TASK TO COMPLETE:
In full and without deviation, write out the entries that follow.

════════

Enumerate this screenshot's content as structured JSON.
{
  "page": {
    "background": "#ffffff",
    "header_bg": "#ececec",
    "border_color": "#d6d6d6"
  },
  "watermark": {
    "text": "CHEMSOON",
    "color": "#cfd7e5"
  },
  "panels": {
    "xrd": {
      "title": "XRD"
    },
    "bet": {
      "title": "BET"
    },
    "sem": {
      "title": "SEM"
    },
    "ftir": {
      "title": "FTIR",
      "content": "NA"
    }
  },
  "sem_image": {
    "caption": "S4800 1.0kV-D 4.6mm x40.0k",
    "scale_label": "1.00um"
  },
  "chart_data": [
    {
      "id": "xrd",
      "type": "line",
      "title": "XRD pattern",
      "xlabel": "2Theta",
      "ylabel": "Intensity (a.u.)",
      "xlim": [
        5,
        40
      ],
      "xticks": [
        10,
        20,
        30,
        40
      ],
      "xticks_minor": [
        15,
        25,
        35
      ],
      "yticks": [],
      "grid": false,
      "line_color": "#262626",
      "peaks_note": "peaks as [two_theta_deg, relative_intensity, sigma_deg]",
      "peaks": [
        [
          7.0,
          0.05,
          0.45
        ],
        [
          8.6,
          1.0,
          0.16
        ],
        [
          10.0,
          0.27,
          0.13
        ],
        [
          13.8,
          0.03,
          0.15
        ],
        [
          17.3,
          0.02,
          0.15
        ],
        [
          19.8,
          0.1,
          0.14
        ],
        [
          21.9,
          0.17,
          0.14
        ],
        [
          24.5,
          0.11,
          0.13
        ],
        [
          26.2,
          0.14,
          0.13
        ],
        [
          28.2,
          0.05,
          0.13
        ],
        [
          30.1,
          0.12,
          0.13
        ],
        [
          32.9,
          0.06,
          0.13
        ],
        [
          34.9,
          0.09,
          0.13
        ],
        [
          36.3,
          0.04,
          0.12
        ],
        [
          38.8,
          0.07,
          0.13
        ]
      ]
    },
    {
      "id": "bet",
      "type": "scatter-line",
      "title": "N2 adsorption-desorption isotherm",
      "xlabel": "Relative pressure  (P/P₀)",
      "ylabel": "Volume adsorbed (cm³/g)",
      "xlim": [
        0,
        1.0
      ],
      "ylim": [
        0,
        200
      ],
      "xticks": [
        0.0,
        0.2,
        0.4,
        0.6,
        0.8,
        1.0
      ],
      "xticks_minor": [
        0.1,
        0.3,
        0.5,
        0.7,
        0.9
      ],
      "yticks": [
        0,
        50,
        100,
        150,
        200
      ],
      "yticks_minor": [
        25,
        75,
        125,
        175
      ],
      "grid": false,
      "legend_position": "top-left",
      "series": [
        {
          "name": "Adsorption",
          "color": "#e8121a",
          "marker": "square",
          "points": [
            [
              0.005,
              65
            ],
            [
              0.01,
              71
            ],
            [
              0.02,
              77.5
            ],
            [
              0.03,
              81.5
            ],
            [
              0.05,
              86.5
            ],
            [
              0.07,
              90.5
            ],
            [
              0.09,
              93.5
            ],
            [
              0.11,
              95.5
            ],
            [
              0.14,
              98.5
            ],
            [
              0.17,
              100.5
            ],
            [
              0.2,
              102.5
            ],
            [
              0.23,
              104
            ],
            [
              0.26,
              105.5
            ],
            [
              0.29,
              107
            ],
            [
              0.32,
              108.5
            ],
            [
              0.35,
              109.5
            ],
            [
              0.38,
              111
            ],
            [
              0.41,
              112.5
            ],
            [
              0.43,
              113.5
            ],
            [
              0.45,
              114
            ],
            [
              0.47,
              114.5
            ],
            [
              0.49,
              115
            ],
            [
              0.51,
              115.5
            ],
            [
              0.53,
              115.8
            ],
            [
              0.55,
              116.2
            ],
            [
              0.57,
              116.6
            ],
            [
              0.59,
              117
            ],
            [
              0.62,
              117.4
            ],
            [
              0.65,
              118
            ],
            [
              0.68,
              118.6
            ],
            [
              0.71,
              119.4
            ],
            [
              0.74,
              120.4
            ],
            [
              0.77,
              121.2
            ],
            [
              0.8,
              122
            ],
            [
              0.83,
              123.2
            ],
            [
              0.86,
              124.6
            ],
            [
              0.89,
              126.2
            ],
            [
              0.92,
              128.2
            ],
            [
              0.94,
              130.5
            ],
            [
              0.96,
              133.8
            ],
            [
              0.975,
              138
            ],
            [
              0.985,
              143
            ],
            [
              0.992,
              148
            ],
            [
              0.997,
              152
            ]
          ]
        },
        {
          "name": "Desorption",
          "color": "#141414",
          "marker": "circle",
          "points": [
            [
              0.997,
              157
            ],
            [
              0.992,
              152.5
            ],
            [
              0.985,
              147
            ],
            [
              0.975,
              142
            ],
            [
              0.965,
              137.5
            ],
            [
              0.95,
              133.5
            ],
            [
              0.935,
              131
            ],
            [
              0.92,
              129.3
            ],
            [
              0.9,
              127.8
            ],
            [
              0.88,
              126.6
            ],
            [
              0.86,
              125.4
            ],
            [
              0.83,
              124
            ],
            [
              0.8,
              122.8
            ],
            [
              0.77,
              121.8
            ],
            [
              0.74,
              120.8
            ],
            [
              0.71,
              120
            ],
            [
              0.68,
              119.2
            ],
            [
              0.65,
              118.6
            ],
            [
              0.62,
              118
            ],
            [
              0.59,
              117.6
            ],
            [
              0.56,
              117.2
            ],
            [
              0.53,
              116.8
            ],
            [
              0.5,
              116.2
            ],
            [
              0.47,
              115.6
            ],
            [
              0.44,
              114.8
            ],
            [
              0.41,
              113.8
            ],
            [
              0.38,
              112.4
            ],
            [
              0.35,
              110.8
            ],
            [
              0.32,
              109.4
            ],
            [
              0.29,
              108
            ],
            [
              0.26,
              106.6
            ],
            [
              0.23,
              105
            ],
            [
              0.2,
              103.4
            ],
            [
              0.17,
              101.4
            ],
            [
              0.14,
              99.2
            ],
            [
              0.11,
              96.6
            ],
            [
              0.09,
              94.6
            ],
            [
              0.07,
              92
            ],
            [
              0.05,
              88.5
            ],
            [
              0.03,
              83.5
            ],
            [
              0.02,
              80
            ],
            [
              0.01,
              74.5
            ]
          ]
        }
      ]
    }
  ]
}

════════

EXPECTED ANSWER:
Enumerate this screenshot's content as structured JSON.
{
  "page": {
    "background": "#ffffff",
    "header_bg": "#ececec",
    "border_color": "#d6d6d6"
  },
  "watermark": {
    "text": "CHEMSOON",
    "color": "#cfd7e5"
  },
  "panels": {
    "xrd": {
      "title": "XRD"
    },
    "bet": {
      "title": "BET"
    },
    "sem": {
      "title": "SEM"
    },
    "ftir": {
      "title": "FTIR",
      "content": "NA"
    }
  },
  "sem_image": {
    "caption": "S4800 1.0kV-D 4.6mm x40.0k",
    "scale_label": "1.00um"
  },
  "chart_data": [
    {
      "id": "xrd",
      "type": "line",
      "title": "XRD pattern",
      "xlabel": "2Theta",
      "ylabel": "Intensity (a.u.)",
      "xlim": [
        5,
        40
      ],
      "xticks": [
        10,
        20,
        30,
        40
      ],
      "xticks_minor": [
        15,
        25,
        35
      ],
      "yticks": [],
      "grid": false,
      "line_color": "#262626",
      "peaks_note": "peaks as [two_theta_deg, relative_intensity, sigma_deg]",
      "peaks": [
        [
          7.0,
          0.05,
          0.45
        ],
        [
          8.6,
          1.0,
          0.16
        ],
        [
          10.0,
          0.27,
          0.13
        ],
        [
          13.8,
          0.03,
          0.15
        ],
        [
          17.3,
          0.02,
          0.15
        ],
        [
          19.8,
          0.1,
          0.14
        ],
        [
          21.9,
          0.17,
          0.14
        ],
        [
          24.5,
          0.11,
          0.13
        ],
        [
          26.2,
          0.14,
          0.13
        ],
        [
          28.2,
          0.05,
          0.13
        ],
        [
          30.1,
          0.12,
          0.13
        ],
        [
          32.9,
          0.06,
          0.13
        ],
        [
          34.9,
          0.09,
          0.13
        ],
        [
          36.3,
          0.04,
          0.12
        ],
        [
          38.8,
          0.07,
          0.13
        ]
      ]
    },
    {
      "id": "bet",
      "type": "scatter-line",
      "title": "N2 adsorption-desorption isotherm",
      "xlabel": "Relative pressure  (P/P₀)",
      "ylabel": "Volume adsorbed (cm³/g)",
      "xlim": [
        0,
        1.0
      ],
      "ylim": [
        0,
        200
      ],
      "xticks": [
        0.0,
        0.2,
        0.4,
        0.6,
        0.8,
        1.0
      ],
      "xticks_minor": [
        0.1,
        0.3,
        0.5,
        0.7,
        0.9
      ],
      "yticks": [
        0,
        50,
        100,
        150,
        200
      ],
      "yticks_minor": [
        25,
        75,
        125,
        175
      ],
      "grid": false,
      "legend_position": "top-left",
      "series": [
        {
          "name": "Adsorption",
          "color": "#e8121a",
          "marker": "square",
          "points": [
            [
              0.005,
              65
            ],
            [
              0.01,
              71
            ],
            [
              0.02,
              77.5
            ],
            [
              0.03,
              81.5
            ],
            [
              0.05,
              86.5
            ],
            [
              0.07,
              90.5
            ],
            [
              0.09,
              93.5
            ],
            [
              0.11,
              95.5
            ],
            [
              0.14,
              98.5
            ],
            [
              0.17,
              100.5
            ],
            [
              0.2,
              102.5
            ],
            [
              0.23,
              104
            ],
            [
              0.26,
              105.5
            ],
            [
              0.29,
              107
            ],
            [
              0.32,
              108.5
            ],
            [
              0.35,
              109.5
            ],
            [
              0.38,
              111
            ],
            [
              0.41,
              112.5
            ],
            [
              0.43,
              113.5
            ],
            [
              0.45,
              114
            ],
            [
              0.47,
              114.5
            ],
            [
              0.49,
              115
            ],
            [
              0.51,
              115.5
            ],
            [
              0.53,
              115.8
            ],
            [
              0.55,
              116.2
            ],
            [
              0.57,
              116.6
            ],
            [
              0.59,
              117
            ],
            [
              0.62,
              117.4
            ],
            [
              0.65,
              118
            ],
            [
              0.68,
              118.6
            ],
            [
              0.71,
              119.4
            ],
            [
              0.74,
              120.4
            ],
            [
              0.77,
              121.2
            ],
            [
              0.8,
              122
            ],
            [
              0.83,
              123.2
            ],
            [
              0.86,
              124.6
            ],
            [
              0.89,
              126.2
            ],
            [
              0.92,
              128.2
            ],
            [
              0.94,
              130.5
            ],
            [
              0.96,
              133.8
            ],
            [
              0.975,
              138
            ],
            [
              0.985,
              143
            ],
            [
              0.992,
              148
            ],
            [
              0.997,
              152
            ]
          ]
        },
        {
          "name": "Desorption",
          "color": "#141414",
          "marker": "circle",
          "points": [
            [
              0.997,
              157
            ],
            [
              0.992,
              152.5
            ],
            [
              0.985,
              147
            ],
            [
              0.975,
              142
            ],
            [
              0.965,
              137.5
            ],
            [
              0.95,
              133.5
            ],
            [
              0.935,
              131
            ],
            [
              0.92,
              129.3
            ],
            [
              0.9,
              127.8
            ],
            [
              0.88,
              126.6
            ],
            [
              0.86,
              125.4
            ],
            [
              0.83,
              124
            ],
            [
              0.8,
              122.8
            ],
            [
              0.77,
              121.8
            ],
            [
              0.74,
              120.8
            ],
            [
              0.71,
              120
            ],
            [
              0.68,
              119.2
            ],
            [
              0.65,
              118.6
            ],
            [
              0.62,
              118
            ],
            [
              0.59,
              117.6
            ],
            [
              0.56,
              117.2
            ],
            [
              0.53,
              116.8
            ],
            [
              0.5,
              116.2
            ],
            [
              0.47,
              115.6
            ],
            [
              0.44,
              114.8
            ],
            [
              0.41,
              113.8
            ],
            [
              0.38,
              112.4
            ],
            [
              0.35,
              110.8
            ],
            [
              0.32,
              109.4
            ],
            [
              0.29,
              108
            ],
            [
              0.26,
              106.6
            ],
            [
              0.23,
              105
            ],
            [
              0.2,
              103.4
            ],
            [
              0.17,
              101.4
            ],
            [
              0.14,
              99.2
            ],
            [
              0.11,
              96.6
            ],
            [
              0.09,
              94.6
            ],
            [
              0.07,
              92
            ],
            [
              0.05,
              88.5
            ],
            [
              0.03,
              83.5
            ],
            [
              0.02,
              80
            ],
            [
              0.01,
              74.5
            ]
          ]
        }
      ]
    }
  ]
}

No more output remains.